### [What needs to be done]
Check each line of the listing below for the word "East" and say how many lines have it. Nothing else should be written.

### [Material supplied]

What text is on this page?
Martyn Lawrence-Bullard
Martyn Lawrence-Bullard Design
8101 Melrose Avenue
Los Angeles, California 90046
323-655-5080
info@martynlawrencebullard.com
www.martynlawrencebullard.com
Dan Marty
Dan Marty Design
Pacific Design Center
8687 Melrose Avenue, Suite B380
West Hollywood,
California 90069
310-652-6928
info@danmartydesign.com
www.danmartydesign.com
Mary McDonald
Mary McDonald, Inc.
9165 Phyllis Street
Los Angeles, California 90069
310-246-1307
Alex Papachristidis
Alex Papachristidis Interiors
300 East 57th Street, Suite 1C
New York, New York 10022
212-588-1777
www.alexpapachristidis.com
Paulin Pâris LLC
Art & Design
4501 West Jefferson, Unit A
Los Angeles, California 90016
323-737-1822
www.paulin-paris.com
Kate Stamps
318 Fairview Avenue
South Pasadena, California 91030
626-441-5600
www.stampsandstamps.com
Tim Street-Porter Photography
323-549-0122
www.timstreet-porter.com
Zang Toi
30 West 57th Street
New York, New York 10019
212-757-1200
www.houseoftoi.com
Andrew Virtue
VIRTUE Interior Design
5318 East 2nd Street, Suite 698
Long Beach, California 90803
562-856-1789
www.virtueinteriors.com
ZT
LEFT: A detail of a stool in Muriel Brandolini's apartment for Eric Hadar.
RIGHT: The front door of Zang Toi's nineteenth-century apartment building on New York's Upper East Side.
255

### [Exercise response]
3